BEGIN Recorded information
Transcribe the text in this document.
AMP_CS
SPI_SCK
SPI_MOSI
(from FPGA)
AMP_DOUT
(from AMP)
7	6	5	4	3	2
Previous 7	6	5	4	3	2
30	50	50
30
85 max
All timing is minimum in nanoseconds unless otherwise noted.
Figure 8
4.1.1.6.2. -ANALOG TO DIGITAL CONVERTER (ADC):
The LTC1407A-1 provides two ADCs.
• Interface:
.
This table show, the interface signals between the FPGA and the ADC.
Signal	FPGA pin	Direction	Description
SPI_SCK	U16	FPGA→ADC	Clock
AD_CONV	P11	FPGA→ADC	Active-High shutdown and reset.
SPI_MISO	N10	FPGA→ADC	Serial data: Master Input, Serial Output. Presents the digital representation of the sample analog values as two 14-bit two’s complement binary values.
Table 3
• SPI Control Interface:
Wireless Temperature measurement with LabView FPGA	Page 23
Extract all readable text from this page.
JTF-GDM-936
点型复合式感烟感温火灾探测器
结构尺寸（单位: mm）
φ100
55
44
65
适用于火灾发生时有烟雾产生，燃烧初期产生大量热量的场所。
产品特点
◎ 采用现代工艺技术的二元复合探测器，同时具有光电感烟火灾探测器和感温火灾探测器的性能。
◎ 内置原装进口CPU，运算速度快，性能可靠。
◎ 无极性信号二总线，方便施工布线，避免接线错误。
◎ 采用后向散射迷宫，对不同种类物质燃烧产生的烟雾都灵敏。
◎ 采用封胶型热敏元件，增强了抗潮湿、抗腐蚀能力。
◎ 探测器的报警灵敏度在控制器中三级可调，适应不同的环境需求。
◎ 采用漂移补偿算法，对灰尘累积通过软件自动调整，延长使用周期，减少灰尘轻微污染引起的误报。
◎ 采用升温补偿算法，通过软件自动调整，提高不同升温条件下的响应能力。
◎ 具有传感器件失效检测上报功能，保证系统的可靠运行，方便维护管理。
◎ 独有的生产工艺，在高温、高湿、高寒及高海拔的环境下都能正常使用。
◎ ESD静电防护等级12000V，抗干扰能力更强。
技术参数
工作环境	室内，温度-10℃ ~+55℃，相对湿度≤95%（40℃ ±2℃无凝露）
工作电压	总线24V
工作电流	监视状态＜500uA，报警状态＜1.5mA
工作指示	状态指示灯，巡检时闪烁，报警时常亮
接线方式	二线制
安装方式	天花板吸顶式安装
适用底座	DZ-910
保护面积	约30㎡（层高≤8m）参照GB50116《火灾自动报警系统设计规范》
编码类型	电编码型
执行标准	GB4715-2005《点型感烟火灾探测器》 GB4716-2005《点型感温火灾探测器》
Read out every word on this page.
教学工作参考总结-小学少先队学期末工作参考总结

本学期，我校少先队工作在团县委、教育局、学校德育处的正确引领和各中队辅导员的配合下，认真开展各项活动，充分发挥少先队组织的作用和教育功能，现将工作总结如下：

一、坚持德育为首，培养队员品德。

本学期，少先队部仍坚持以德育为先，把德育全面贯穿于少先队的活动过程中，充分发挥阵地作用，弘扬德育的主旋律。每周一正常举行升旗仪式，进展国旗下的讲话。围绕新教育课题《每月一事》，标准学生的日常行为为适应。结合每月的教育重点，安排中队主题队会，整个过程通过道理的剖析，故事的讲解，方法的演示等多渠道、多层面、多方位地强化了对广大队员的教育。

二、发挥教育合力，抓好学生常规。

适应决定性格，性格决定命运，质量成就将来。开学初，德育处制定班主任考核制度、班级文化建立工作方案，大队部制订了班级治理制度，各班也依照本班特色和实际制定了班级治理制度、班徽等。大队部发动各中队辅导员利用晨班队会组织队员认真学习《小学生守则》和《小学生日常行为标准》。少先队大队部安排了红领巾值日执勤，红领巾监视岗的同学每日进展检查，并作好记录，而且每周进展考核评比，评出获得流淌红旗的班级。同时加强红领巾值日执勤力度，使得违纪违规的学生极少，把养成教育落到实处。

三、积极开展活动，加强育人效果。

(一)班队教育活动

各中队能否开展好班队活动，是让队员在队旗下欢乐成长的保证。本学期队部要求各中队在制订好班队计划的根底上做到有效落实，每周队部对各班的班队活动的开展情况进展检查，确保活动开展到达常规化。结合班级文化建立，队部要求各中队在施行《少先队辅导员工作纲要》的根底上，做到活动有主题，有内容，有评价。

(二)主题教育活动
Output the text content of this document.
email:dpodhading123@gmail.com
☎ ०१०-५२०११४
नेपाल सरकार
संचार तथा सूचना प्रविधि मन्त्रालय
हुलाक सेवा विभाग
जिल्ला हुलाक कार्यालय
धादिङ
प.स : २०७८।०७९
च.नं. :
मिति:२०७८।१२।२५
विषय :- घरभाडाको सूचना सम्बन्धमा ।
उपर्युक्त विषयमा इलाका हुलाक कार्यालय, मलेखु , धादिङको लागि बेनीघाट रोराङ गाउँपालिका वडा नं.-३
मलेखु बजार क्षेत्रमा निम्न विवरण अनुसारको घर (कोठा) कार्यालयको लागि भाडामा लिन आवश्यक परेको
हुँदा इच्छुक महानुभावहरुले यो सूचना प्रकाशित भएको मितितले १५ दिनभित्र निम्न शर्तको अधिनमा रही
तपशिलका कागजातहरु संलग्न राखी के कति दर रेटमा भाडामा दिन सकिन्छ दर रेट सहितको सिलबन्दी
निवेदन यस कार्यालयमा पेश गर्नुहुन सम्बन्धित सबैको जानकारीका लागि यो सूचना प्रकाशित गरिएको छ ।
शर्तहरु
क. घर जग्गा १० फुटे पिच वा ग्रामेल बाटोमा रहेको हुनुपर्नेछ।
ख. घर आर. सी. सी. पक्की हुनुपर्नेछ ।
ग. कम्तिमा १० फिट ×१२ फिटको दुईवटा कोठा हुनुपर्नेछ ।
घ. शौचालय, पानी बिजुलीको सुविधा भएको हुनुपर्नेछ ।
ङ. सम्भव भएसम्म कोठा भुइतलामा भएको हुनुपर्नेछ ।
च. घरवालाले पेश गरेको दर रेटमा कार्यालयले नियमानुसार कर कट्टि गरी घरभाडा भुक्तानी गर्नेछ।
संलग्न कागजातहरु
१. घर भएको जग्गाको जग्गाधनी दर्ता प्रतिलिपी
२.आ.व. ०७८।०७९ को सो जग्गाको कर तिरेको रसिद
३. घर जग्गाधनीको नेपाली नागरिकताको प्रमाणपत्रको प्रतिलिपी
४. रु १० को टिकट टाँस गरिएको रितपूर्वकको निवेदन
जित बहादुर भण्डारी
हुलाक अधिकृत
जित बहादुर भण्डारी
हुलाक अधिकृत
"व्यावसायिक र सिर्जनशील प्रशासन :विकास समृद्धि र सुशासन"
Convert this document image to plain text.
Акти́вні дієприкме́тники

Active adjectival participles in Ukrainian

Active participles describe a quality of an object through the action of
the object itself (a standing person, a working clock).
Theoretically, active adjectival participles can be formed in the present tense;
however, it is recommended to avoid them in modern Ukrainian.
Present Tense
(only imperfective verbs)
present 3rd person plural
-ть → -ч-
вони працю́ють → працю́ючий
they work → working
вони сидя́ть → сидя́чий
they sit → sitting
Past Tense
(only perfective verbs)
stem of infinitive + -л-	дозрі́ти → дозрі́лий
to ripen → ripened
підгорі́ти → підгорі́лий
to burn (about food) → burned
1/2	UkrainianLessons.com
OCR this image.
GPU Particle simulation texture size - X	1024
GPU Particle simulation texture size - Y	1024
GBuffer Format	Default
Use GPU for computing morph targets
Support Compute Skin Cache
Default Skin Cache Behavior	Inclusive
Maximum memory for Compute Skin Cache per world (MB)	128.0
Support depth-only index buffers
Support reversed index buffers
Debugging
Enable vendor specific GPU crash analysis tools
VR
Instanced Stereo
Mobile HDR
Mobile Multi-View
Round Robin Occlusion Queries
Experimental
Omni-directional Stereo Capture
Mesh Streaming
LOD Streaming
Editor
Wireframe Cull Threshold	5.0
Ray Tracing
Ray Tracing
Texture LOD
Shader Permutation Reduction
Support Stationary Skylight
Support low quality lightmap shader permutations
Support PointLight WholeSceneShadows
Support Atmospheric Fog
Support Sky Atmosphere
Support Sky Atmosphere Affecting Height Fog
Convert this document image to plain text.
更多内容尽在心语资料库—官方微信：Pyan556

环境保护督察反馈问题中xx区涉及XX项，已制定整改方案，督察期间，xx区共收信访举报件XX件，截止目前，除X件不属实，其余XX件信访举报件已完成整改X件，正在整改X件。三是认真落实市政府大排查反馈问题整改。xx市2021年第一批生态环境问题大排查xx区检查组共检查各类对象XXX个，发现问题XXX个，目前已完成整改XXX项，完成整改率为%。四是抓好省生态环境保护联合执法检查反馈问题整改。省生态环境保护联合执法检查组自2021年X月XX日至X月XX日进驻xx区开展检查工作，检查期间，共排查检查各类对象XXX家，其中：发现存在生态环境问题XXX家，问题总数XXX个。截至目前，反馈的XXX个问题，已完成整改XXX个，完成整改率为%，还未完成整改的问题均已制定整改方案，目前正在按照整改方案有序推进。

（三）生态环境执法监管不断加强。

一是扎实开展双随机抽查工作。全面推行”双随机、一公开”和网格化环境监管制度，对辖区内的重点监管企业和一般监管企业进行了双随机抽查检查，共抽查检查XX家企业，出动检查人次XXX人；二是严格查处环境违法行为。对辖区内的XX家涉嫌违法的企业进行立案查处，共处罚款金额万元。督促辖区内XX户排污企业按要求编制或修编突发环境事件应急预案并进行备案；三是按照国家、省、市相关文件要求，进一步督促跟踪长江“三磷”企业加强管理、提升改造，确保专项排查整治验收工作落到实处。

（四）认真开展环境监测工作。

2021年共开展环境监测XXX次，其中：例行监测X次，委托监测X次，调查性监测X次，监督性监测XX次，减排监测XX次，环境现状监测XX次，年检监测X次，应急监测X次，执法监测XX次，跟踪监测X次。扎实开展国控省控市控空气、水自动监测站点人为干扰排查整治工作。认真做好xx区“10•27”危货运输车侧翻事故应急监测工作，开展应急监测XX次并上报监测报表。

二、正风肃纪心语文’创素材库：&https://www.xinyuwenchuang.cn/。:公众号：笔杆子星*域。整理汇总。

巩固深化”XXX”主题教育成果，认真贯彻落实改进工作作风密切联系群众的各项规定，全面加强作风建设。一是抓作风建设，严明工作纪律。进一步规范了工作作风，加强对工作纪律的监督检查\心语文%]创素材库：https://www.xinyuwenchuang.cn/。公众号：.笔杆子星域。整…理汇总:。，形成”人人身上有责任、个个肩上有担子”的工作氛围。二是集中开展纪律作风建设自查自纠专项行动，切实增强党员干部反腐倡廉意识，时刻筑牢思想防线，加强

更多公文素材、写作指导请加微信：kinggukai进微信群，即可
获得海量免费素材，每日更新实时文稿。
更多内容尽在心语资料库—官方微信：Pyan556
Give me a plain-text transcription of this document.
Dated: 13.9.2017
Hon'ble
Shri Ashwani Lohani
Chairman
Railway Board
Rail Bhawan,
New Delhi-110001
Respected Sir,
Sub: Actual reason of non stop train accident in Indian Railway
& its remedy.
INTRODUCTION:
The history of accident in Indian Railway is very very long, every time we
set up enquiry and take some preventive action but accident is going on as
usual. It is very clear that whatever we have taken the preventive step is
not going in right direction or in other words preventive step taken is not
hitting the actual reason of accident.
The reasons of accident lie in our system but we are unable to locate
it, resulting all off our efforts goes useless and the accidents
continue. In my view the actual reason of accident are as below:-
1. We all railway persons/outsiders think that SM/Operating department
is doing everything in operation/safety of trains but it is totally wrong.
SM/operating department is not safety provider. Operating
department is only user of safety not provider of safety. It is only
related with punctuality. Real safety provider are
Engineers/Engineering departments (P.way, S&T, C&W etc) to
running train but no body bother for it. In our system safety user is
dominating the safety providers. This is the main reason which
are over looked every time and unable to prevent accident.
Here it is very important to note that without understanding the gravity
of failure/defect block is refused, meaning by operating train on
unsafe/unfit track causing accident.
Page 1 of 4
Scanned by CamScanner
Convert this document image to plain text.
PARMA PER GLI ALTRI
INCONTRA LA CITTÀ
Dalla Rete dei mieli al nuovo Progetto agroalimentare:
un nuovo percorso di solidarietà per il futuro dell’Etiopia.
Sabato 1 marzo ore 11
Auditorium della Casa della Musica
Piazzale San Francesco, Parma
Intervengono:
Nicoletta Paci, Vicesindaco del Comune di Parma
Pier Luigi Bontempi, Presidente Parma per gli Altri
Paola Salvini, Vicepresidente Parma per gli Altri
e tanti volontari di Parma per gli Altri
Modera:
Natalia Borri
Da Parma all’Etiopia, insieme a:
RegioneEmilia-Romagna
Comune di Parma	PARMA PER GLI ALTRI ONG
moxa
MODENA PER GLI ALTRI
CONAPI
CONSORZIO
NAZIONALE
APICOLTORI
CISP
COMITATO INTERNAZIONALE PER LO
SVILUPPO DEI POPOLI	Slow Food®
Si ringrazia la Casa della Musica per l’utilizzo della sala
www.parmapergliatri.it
END Recorded information
■ Requirement
Count how many lines in the data contain the word "size", giving the number without comment.

■ Task answer
2